* Short problem
Write the records out again, precisely as they stand.
---*---
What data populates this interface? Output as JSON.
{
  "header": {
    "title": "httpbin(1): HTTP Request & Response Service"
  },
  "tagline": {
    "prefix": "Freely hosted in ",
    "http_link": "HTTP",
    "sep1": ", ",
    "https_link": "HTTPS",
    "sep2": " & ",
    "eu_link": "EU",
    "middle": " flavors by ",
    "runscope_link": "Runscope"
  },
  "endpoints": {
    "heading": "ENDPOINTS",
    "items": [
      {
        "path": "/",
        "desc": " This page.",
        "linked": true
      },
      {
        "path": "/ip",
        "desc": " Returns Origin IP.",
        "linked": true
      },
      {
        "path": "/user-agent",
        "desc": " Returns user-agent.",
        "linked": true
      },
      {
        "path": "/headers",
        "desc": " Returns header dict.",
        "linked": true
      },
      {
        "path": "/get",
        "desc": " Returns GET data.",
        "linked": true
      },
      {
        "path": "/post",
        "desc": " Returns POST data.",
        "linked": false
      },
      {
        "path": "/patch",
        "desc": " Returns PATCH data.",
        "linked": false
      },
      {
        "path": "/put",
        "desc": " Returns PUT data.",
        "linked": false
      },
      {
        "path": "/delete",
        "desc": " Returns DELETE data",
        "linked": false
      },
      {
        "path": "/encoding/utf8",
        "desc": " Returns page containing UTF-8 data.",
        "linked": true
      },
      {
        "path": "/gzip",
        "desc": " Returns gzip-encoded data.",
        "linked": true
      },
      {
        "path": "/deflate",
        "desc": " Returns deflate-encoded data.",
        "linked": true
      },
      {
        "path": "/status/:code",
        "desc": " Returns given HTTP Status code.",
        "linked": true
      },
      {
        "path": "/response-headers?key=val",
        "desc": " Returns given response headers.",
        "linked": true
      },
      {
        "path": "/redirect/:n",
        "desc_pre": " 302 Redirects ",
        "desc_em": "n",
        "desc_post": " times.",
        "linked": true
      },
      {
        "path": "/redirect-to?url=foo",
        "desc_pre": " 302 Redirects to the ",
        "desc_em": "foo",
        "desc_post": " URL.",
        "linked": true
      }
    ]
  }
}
---*---
* Problem solution
What data populates this interface? Output as JSON.
{
  "header": {
    "title": "httpbin(1): HTTP Request & Response Service"
  },
  "tagline": {
    "prefix": "Freely hosted in ",
    "http_link": "HTTP",
    "sep1": ", ",
    "https_link": "HTTPS",
    "sep2": " & ",
    "eu_link": "EU",
    "middle": " flavors by ",
    "runscope_link": "Runscope"
  },
  "endpoints": {
    "heading": "ENDPOINTS",
    "items": [
      {
        "path": "/",
        "desc": " This page.",
        "linked": true
      },
      {
        "path": "/ip",
        "desc": " Returns Origin IP.",
        "linked": true
      },
      {
        "path": "/user-agent",
        "desc": " Returns user-agent.",
        "linked": true
      },
      {
        "path": "/headers",
        "desc": " Returns header dict.",
        "linked": true
      },
      {
        "path": "/get",
        "desc": " Returns GET data.",
        "linked": true
      },
      {
        "path": "/post",
        "desc": " Returns POST data.",
        "linked": false
      },
      {
        "path": "/patch",
        "desc": " Returns PATCH data.",
        "linked": false
      },
      {
        "path": "/put",
        "desc": " Returns PUT data.",
        "linked": false
      },
      {
        "path": "/delete",
        "desc": " Returns DELETE data",
        "linked": false
      },
      {
        "path": "/encoding/utf8",
        "desc": " Returns page containing UTF-8 data.",
        "linked": true
      },
      {
        "path": "/gzip",
        "desc": " Returns gzip-encoded data.",
        "linked": true
      },
      {
        "path": "/deflate",
        "desc": " Returns deflate-encoded data.",
        "linked": true
      },
      {
        "path": "/status/:code",
        "desc": " Returns given HTTP Status code.",
        "linked": true
      },
      {
        "path": "/response-headers?key=val",
        "desc": " Returns given response headers.",
        "linked": true
      },
      {
        "path": "/redirect/:n",
        "desc_pre": " 302 Redirects ",
        "desc_em": "n",
        "desc_post": " times.",
        "linked": true
      },
      {
        "path": "/redirect-to?url=foo",
        "desc_pre": " 302 Redirects to the ",
        "desc_em": "foo",
        "desc_post": " URL.",
        "linked": true
      }
    ]
  }
}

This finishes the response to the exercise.